# Record extracts

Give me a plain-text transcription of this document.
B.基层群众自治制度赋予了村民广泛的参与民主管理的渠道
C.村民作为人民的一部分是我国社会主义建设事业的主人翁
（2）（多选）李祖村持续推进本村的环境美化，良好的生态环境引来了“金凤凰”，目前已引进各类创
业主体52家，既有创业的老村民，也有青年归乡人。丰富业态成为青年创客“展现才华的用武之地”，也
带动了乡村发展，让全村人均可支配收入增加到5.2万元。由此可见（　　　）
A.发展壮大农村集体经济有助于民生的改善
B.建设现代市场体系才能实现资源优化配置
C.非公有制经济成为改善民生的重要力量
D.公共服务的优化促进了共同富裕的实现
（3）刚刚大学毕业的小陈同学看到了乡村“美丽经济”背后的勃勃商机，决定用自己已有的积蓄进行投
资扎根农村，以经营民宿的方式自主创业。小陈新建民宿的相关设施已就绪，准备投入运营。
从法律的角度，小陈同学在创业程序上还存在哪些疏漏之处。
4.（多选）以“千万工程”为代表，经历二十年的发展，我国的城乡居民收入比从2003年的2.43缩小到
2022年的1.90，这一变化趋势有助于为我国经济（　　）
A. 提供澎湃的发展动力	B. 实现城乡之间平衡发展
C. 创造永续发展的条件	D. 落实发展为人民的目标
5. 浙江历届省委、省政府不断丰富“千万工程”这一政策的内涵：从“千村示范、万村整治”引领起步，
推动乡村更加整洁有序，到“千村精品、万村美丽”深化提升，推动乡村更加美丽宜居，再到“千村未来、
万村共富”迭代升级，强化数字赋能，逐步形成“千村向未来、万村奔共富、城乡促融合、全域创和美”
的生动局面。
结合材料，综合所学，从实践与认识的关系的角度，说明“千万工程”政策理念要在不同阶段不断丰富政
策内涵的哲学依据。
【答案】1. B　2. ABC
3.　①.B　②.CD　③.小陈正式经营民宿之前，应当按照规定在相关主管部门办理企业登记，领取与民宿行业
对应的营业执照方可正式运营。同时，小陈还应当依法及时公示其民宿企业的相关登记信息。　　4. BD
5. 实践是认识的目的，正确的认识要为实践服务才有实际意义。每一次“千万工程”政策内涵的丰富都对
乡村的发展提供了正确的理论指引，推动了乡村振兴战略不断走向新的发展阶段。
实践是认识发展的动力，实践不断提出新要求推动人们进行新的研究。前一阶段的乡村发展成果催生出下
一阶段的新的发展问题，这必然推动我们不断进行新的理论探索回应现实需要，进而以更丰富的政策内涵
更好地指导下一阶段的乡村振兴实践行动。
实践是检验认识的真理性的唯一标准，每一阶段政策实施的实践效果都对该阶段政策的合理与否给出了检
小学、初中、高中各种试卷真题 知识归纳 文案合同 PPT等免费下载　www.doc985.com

--

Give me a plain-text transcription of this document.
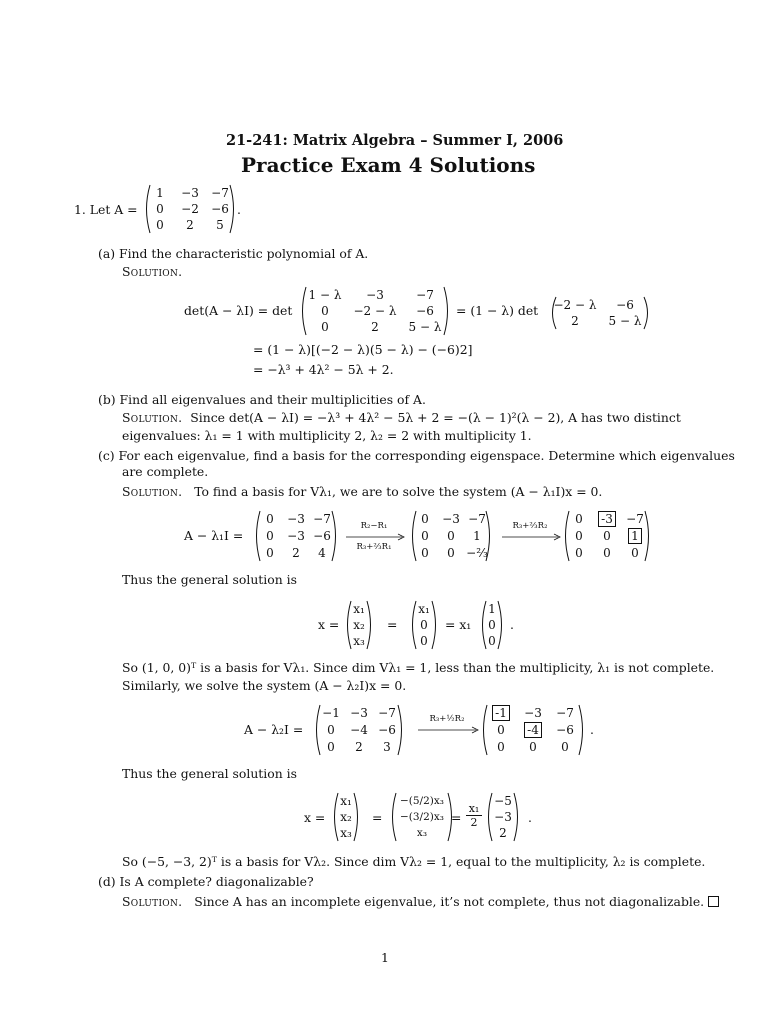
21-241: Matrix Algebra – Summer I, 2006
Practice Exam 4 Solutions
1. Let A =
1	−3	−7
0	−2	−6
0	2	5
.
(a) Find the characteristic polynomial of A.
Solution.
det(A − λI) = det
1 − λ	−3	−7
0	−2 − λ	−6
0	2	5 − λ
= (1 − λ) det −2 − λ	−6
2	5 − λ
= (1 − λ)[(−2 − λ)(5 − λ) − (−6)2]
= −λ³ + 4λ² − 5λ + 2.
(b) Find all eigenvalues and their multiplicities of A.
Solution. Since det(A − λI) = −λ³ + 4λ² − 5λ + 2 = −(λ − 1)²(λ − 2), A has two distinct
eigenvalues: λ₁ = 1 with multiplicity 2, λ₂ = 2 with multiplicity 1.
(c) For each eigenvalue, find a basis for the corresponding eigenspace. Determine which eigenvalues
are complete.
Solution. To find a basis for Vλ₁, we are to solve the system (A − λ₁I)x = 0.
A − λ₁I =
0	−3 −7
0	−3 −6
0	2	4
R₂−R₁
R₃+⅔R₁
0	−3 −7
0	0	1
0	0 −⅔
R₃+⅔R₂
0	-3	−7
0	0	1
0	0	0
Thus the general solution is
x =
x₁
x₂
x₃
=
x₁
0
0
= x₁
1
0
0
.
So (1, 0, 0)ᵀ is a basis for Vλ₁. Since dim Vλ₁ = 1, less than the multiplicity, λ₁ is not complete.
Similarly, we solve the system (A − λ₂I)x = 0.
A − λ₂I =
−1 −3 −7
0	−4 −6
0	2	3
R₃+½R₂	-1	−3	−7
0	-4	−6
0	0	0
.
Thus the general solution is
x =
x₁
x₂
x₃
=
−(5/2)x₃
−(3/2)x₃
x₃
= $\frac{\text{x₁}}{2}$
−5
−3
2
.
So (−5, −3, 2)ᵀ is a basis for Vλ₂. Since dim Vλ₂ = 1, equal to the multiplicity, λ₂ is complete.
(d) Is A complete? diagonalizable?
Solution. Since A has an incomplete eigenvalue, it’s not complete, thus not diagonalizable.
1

# Problem description
Go through the material line by line. Show each line that contains the string "complete".

# Solution for this task
are complete.
So (1, 0, 0)ᵀ is a basis for Vλ₁. Since dim Vλ₁ = 1, less than the multiplicity, λ₁ is not complete.
So (−5, −3, 2)ᵀ is a basis for Vλ₂. Since dim Vλ₂ = 1, equal to the multiplicity, λ₂ is complete.
(d) Is A complete? diagonalizable?
Solution. Since A has an incomplete eigenvalue, it’s not complete, thus not diagonalizable.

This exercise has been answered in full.